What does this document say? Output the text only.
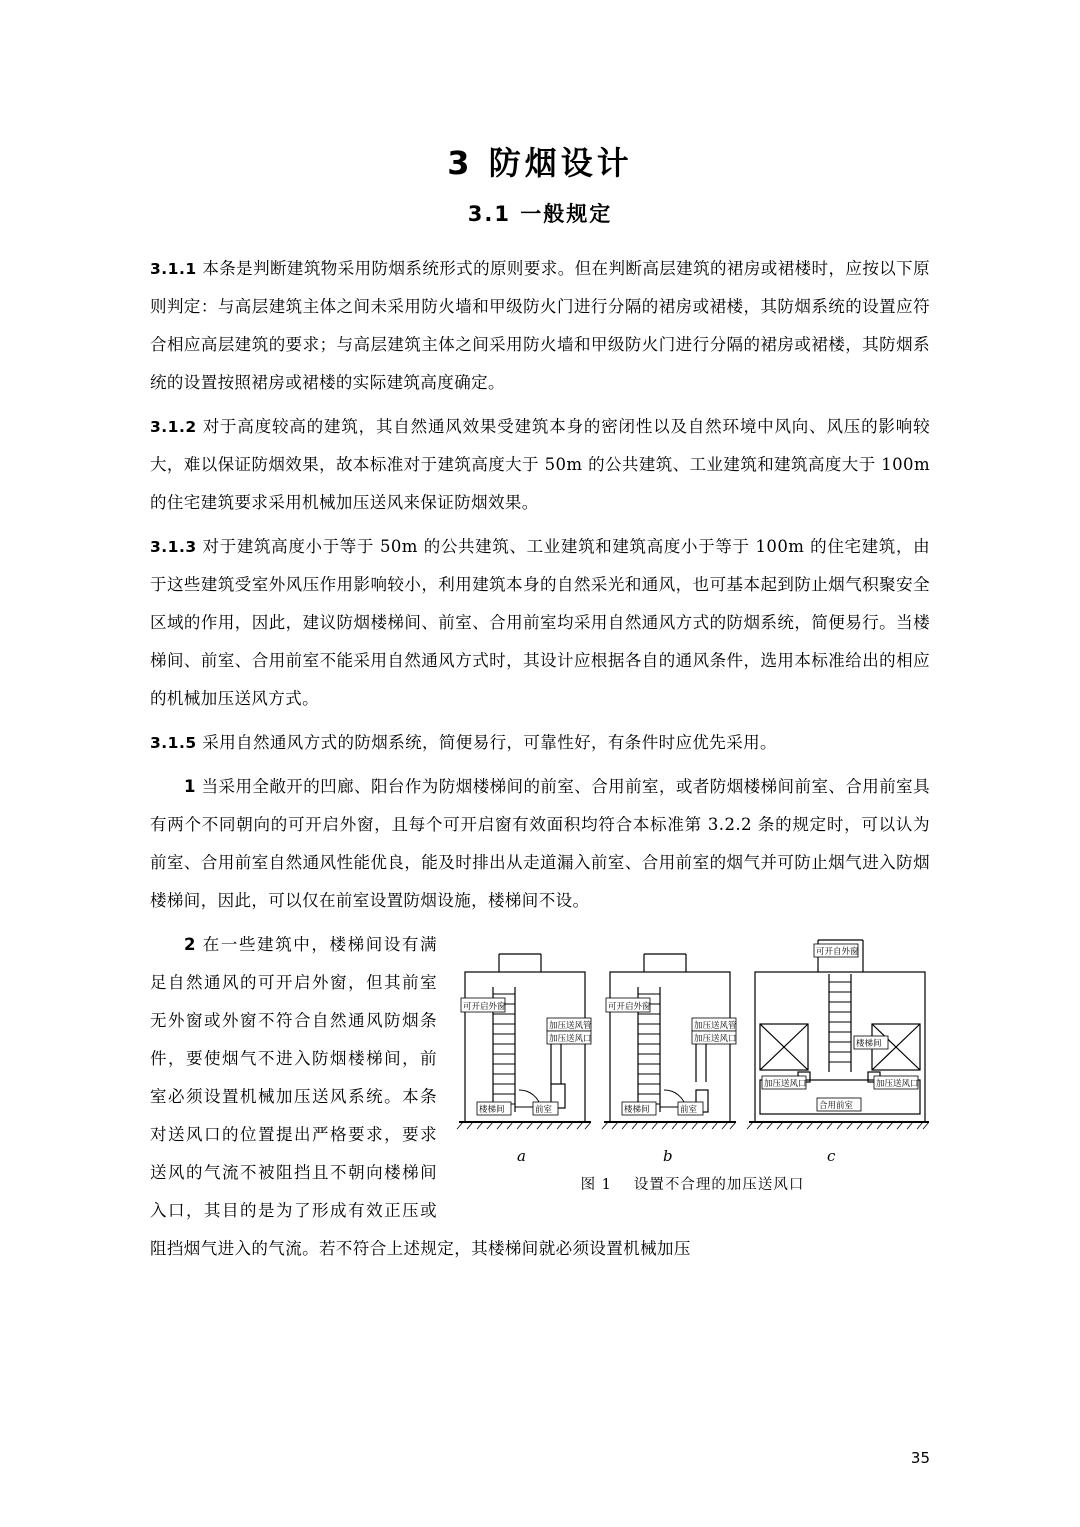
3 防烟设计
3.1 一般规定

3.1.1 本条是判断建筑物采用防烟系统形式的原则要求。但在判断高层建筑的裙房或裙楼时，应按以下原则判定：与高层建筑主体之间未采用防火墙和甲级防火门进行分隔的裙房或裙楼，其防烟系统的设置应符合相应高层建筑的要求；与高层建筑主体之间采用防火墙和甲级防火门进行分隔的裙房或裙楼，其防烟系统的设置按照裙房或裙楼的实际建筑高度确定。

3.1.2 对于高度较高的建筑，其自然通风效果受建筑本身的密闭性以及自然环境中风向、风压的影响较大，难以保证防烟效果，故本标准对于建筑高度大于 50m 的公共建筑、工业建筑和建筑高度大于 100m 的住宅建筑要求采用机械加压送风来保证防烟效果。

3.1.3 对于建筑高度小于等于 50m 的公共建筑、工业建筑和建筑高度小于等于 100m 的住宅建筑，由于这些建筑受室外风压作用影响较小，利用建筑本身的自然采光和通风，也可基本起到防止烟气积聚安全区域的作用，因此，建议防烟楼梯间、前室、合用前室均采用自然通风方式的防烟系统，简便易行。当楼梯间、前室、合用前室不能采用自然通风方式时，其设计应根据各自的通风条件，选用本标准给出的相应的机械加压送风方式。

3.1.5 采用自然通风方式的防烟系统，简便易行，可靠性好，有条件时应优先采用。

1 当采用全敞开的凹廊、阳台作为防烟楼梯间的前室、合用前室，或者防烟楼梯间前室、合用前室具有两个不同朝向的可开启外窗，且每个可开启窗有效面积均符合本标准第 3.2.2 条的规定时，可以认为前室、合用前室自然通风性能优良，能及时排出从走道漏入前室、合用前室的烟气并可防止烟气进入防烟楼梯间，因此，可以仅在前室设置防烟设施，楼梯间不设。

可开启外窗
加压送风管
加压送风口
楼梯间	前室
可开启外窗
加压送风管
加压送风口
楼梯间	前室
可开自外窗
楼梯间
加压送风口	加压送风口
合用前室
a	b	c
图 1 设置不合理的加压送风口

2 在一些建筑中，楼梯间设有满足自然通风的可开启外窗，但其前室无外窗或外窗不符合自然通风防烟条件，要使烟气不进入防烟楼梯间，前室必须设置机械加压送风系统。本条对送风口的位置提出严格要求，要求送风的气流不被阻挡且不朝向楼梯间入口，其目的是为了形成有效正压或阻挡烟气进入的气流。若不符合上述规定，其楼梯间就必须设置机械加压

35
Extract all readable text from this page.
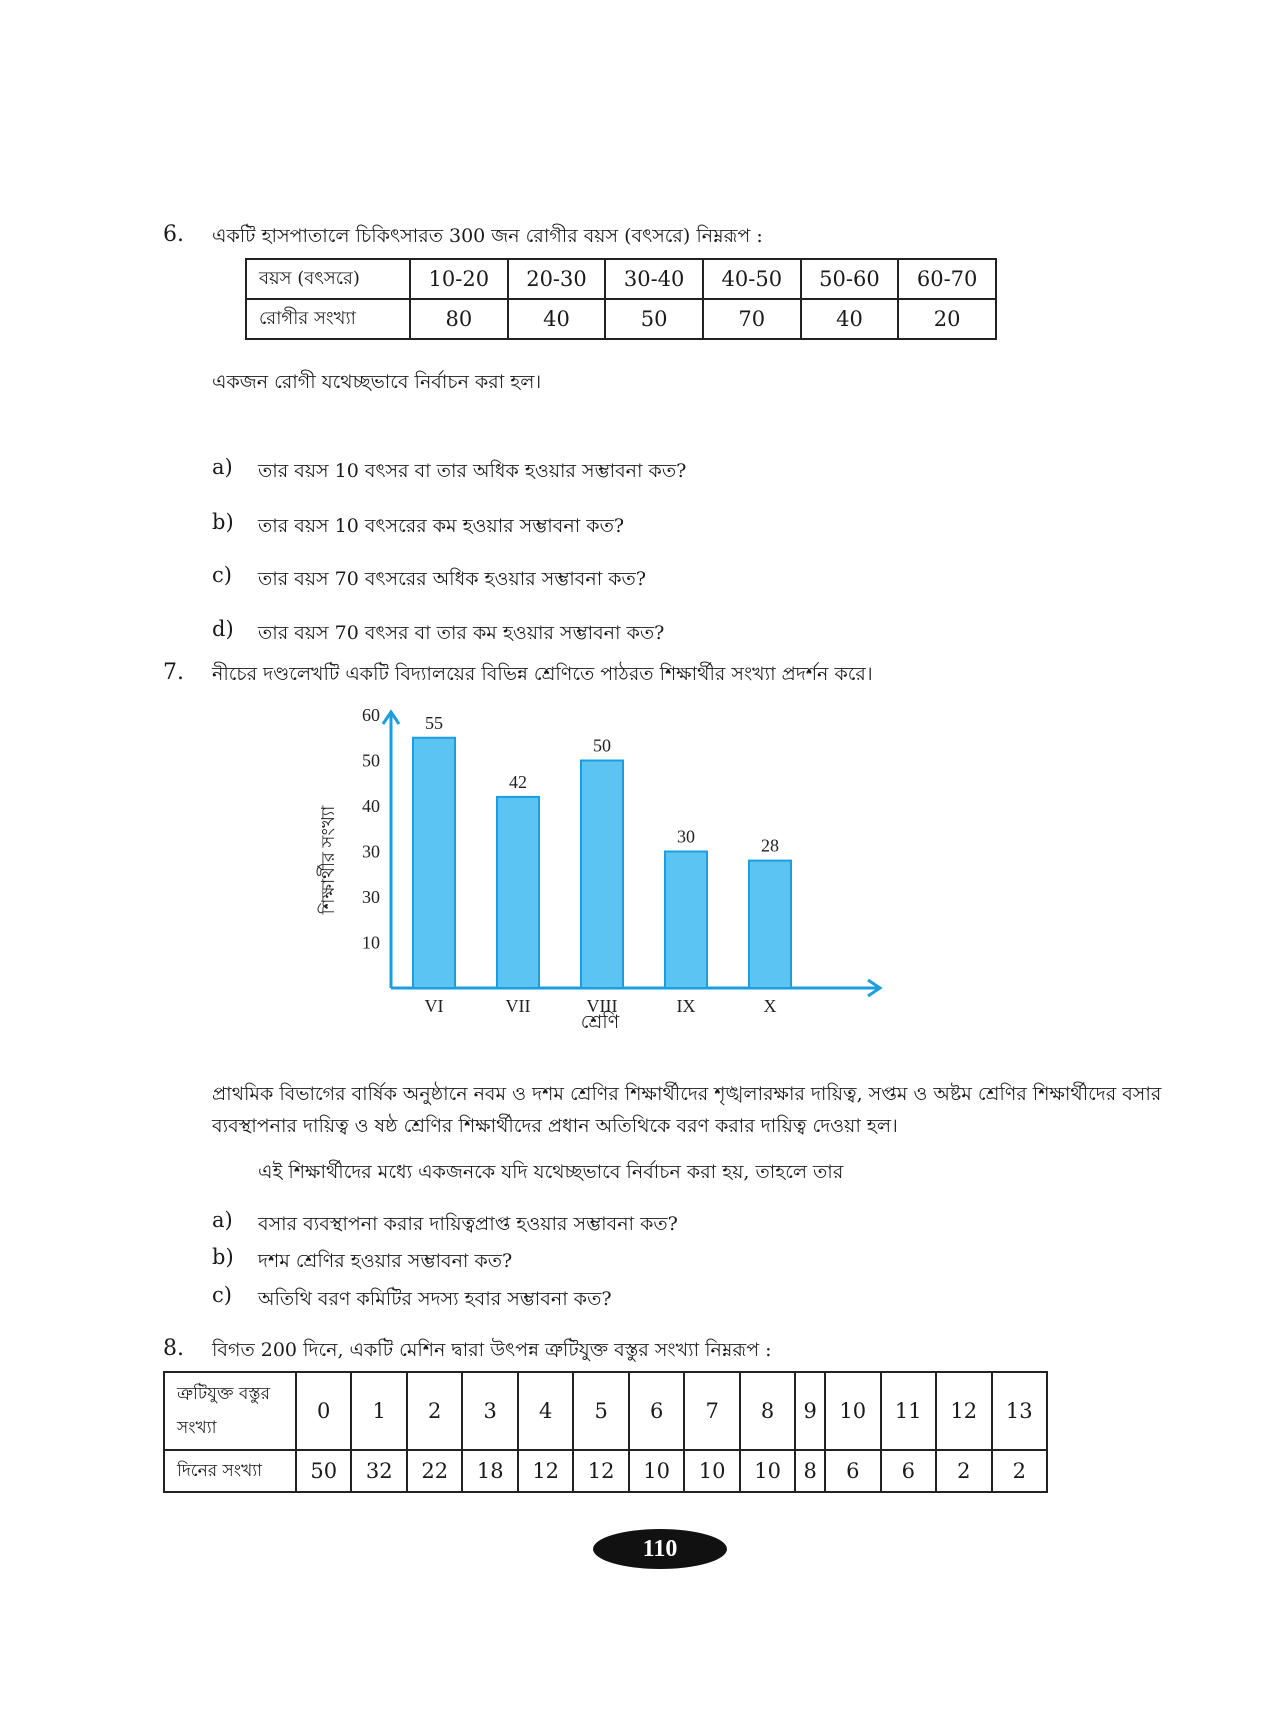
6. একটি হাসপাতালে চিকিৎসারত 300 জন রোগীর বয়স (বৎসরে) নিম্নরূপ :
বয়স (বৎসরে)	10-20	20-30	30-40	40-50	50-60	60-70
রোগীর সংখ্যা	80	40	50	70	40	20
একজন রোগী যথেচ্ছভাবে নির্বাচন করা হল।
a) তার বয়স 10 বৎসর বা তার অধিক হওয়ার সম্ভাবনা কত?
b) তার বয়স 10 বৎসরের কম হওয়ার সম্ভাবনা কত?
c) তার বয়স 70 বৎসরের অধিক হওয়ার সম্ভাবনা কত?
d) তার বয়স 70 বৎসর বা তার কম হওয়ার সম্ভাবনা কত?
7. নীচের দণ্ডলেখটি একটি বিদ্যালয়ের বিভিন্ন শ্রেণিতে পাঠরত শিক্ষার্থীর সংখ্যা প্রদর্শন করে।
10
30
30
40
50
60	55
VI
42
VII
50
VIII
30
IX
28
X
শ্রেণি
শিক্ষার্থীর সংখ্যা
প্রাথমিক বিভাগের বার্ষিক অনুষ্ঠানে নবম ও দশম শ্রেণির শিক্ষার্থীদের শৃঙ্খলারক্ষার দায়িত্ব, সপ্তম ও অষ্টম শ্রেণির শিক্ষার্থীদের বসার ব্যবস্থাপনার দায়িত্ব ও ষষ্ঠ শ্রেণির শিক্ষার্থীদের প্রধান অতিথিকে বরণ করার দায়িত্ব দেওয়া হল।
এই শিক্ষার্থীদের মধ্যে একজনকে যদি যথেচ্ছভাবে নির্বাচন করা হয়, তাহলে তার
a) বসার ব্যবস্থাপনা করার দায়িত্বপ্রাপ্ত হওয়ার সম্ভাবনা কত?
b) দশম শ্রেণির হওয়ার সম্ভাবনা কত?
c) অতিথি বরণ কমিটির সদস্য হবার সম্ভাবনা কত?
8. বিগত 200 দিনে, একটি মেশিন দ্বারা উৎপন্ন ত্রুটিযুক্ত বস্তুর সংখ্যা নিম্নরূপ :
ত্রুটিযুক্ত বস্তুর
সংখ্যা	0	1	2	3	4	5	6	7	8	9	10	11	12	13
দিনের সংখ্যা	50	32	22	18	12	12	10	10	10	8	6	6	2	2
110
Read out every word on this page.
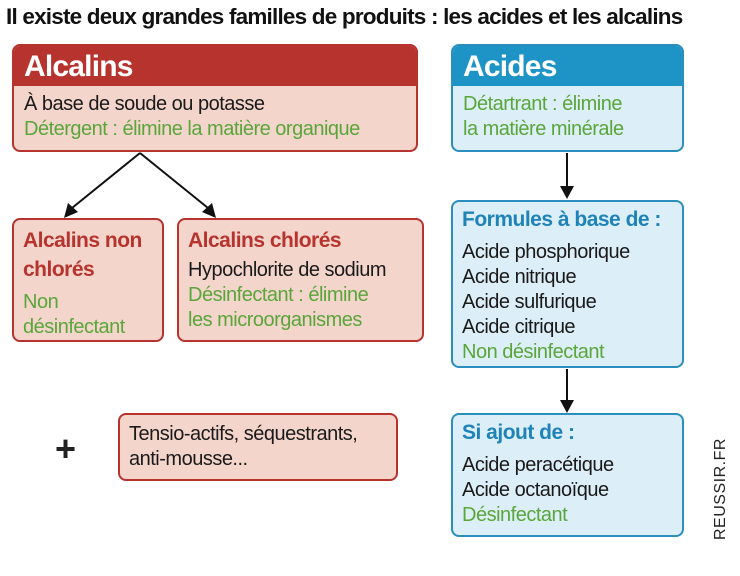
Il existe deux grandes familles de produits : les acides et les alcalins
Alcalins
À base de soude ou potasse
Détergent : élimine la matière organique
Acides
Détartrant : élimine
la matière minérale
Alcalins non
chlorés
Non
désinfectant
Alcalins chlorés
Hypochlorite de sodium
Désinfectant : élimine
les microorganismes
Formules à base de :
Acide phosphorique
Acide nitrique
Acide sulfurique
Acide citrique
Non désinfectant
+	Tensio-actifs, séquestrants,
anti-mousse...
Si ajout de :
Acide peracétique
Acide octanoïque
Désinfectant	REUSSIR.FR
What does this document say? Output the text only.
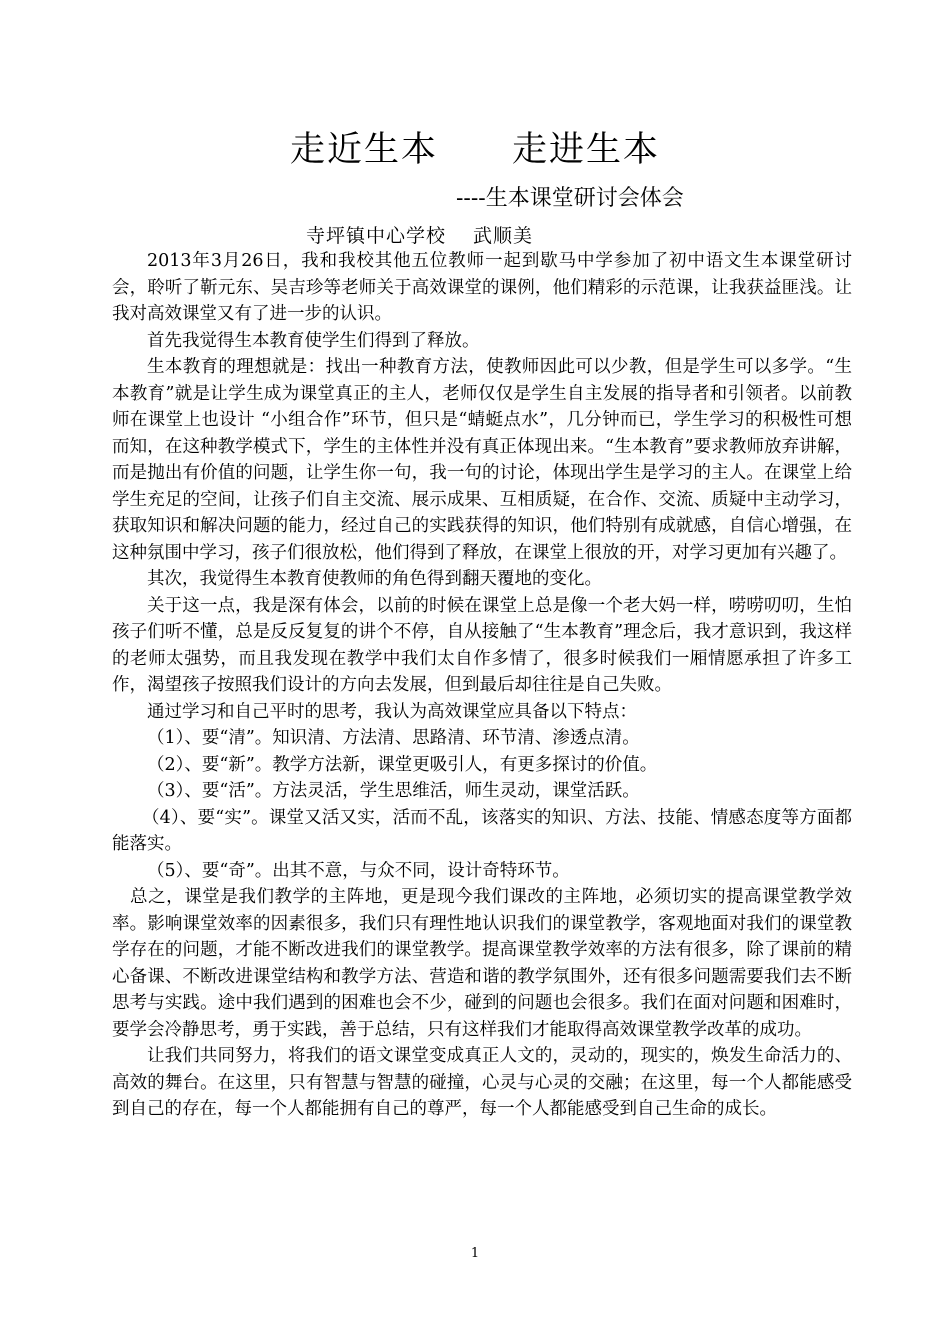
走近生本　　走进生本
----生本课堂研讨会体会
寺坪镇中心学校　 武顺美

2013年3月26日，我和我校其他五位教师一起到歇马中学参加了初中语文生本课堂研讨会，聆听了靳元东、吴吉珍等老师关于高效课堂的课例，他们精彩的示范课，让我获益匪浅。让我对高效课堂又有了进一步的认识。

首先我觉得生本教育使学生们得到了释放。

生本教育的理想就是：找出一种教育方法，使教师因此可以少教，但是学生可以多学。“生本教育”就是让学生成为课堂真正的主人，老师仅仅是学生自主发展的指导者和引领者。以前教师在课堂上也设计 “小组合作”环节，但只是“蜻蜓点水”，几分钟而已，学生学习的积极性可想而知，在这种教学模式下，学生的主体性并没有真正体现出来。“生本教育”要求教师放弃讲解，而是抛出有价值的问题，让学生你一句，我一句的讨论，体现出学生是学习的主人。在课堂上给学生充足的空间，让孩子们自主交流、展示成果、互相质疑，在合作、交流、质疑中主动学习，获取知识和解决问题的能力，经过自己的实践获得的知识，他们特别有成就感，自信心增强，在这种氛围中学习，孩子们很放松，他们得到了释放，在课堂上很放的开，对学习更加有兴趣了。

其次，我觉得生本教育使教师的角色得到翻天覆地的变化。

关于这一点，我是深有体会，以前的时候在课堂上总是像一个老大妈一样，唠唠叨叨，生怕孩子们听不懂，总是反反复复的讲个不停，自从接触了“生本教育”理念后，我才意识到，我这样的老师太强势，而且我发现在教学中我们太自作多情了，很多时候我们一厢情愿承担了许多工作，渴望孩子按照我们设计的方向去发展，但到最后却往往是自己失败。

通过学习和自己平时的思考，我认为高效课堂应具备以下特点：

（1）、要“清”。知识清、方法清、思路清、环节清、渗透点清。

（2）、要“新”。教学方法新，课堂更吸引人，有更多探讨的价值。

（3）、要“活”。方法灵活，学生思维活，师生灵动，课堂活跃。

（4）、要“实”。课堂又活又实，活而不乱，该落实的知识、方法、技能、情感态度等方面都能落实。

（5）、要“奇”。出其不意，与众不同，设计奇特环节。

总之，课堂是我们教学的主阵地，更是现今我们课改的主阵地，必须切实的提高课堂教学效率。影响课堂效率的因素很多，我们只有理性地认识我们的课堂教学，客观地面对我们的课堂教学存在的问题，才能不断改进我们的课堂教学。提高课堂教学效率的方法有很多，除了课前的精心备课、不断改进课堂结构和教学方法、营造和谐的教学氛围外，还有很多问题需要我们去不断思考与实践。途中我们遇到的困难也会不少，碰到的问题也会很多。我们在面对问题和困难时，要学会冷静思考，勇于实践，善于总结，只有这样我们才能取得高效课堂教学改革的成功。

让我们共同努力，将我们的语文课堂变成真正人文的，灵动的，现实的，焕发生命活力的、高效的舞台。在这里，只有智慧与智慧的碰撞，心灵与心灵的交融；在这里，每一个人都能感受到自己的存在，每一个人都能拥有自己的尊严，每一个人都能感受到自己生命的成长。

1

- - - -

- **TASK DIRECTIONS**
Determine how many lines of the listing above include the word "base", and report that number only.

- **TASK OUTPUT**
2